• **Task details**: Leave the pictures out, and retype all of the material exactly as written.

• **Records for this task**:
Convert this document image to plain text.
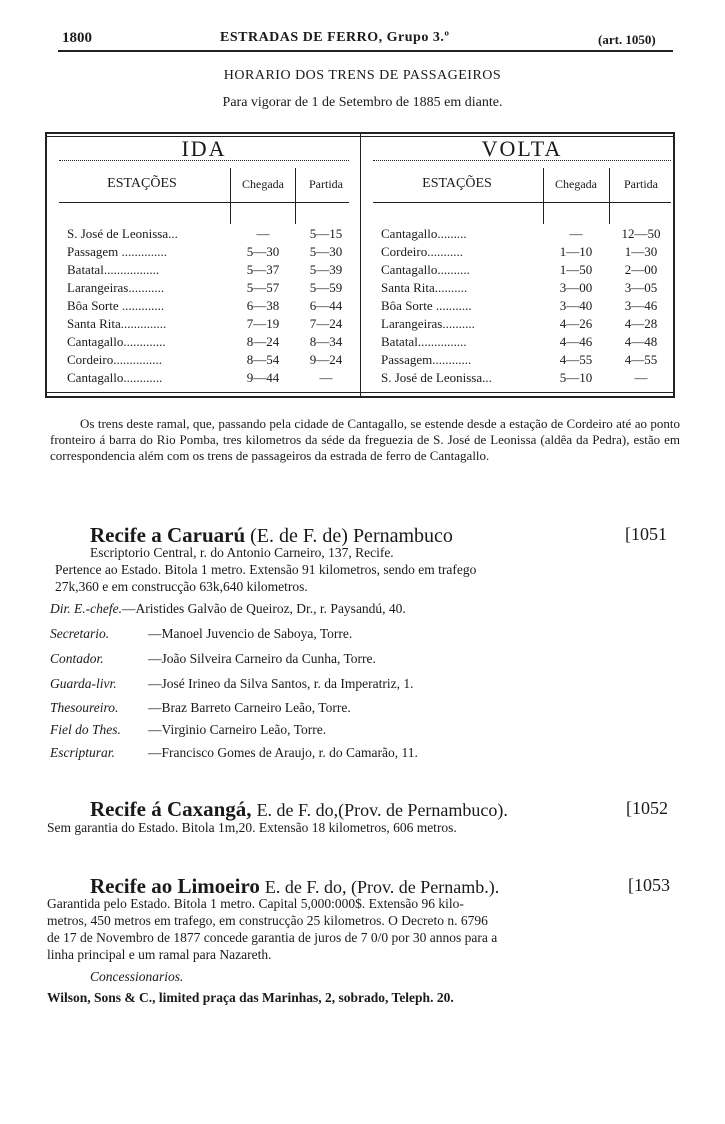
1800	ESTRADAS DE FERRO, Grupo 3.º	(art. 1050)
HORARIO DOS TRENS DE PASSAGEIROS
Para vigorar de 1 de Setembro de 1885 em diante.
IDA	VOLTA
ESTAÇÕES	Chegada	Partida	ESTAÇÕES	Chegada	Partida
S. José de Leonissa...	—	5—15
Passagem ..............	5—30	5—30
Batatal.................	5—37	5—39
Larangeiras...........	5—57	5—59
Bôa Sorte .............	6—38	6—44
Santa Rita..............	7—19	7—24
Cantagallo.............	8—24	8—34
Cordeiro...............	8—54	9—24
Cantagallo............	9—44	—
Cantagallo.........	—	12—50
Cordeiro...........	1—10	1—30
Cantagallo..........	1—50	2—00
Santa Rita..........	3—00	3—05
Bôa Sorte ...........	3—40	3—46
Larangeiras..........	4—26	4—28
Batatal...............	4—46	4—48
Passagem............	4—55	4—55
S. José de Leonissa...	5—10	—
Os trens deste ramal, que, passando pela cidade de Cantagallo, se estende desde a estação de Cordeiro até ao ponto fronteiro á barra do Rio Pomba, tres kilometros da séde da freguezia de S. José de Leonissa (aldêa da Pedra), estão em correspondencia além com os trens de passageiros da estrada de ferro de Cantagallo.
Recife a Caruarú (E. de F. de) Pernambuco	[1051
Escriptorio Central, r. do Antonio Carneiro, 137, Recife.
Pertence ao Estado. Bitola 1 metro. Extensão 91 kilometros, sendo em trafego
27k,360 e em construcção 63k,640 kilometros.
Dir. E.-chefe.—Aristides Galvão de Queiroz, Dr., r. Paysandú, 40.
Secretario.	—Manoel Juvencio de Saboya, Torre.
Contador.	—João Silveira Carneiro da Cunha, Torre.
Guarda-livr. —José Irineo da Silva Santos, r. da Imperatriz, 1.
Thesoureiro. —Braz Barreto Carneiro Leão, Torre.
Fiel do Thes. —Virginio Carneiro Leão, Torre.
Escripturar. —Francisco Gomes de Araujo, r. do Camarão, 11.
Recife á Caxangá, E. de F. do,(Prov. de Pernambuco).	[1052
Sem garantia do Estado. Bitola 1m,20. Extensão 18 kilometros, 606 metros.
Recife ao Limoeiro E. de F. do, (Prov. de Pernamb.).	[1053
Garantida pelo Estado. Bitola 1 metro. Capital 5,000:000$. Extensão 96 kilo-
metros, 450 metros em trafego, em construcção 25 kilometros. O Decreto n. 6796
de 17 de Novembro de 1877 concede garantia de juros de 7 0/0 por 30 annos para a
linha principal e um ramal para Nazareth.
Concessionarios.
Wilson, Sons & C., limited praça das Marinhas, 2, sobrado, Teleph. 20.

• **Exercise solution**:
Convert this document image to plain text.
1800	ESTRADAS DE FERRO, Grupo 3.º	(art. 1050)
HORARIO DOS TRENS DE PASSAGEIROS
Para vigorar de 1 de Setembro de 1885 em diante.
IDA	VOLTA
ESTAÇÕES	Chegada	Partida	ESTAÇÕES	Chegada	Partida
S. José de Leonissa...	—	5—15
Passagem ..............	5—30	5—30
Batatal.................	5—37	5—39
Larangeiras...........	5—57	5—59
Bôa Sorte .............	6—38	6—44
Santa Rita..............	7—19	7—24
Cantagallo.............	8—24	8—34
Cordeiro...............	8—54	9—24
Cantagallo............	9—44	—
Cantagallo.........	—	12—50
Cordeiro...........	1—10	1—30
Cantagallo..........	1—50	2—00
Santa Rita..........	3—00	3—05
Bôa Sorte ...........	3—40	3—46
Larangeiras..........	4—26	4—28
Batatal...............	4—46	4—48
Passagem............	4—55	4—55
S. José de Leonissa...	5—10	—
Os trens deste ramal, que, passando pela cidade de Cantagallo, se estende desde a estação de Cordeiro até ao ponto fronteiro á barra do Rio Pomba, tres kilometros da séde da freguezia de S. José de Leonissa (aldêa da Pedra), estão em correspondencia além com os trens de passageiros da estrada de ferro de Cantagallo.
Recife a Caruarú (E. de F. de) Pernambuco	[1051
Escriptorio Central, r. do Antonio Carneiro, 137, Recife.
Pertence ao Estado. Bitola 1 metro. Extensão 91 kilometros, sendo em trafego
27k,360 e em construcção 63k,640 kilometros.
Dir. E.-chefe.—Aristides Galvão de Queiroz, Dr., r. Paysandú, 40.
Secretario.	—Manoel Juvencio de Saboya, Torre.
Contador.	—João Silveira Carneiro da Cunha, Torre.
Guarda-livr. —José Irineo da Silva Santos, r. da Imperatriz, 1.
Thesoureiro. —Braz Barreto Carneiro Leão, Torre.
Fiel do Thes. —Virginio Carneiro Leão, Torre.
Escripturar. —Francisco Gomes de Araujo, r. do Camarão, 11.
Recife á Caxangá, E. de F. do,(Prov. de Pernambuco).	[1052
Sem garantia do Estado. Bitola 1m,20. Extensão 18 kilometros, 606 metros.
Recife ao Limoeiro E. de F. do, (Prov. de Pernamb.).	[1053
Garantida pelo Estado. Bitola 1 metro. Capital 5,000:000$. Extensão 96 kilo-
metros, 450 metros em trafego, em construcção 25 kilometros. O Decreto n. 6796
de 17 de Novembro de 1877 concede garantia de juros de 7 0/0 por 30 annos para a
linha principal e um ramal para Nazareth.
Concessionarios.
Wilson, Sons & C., limited praça das Marinhas, 2, sobrado, Teleph. 20.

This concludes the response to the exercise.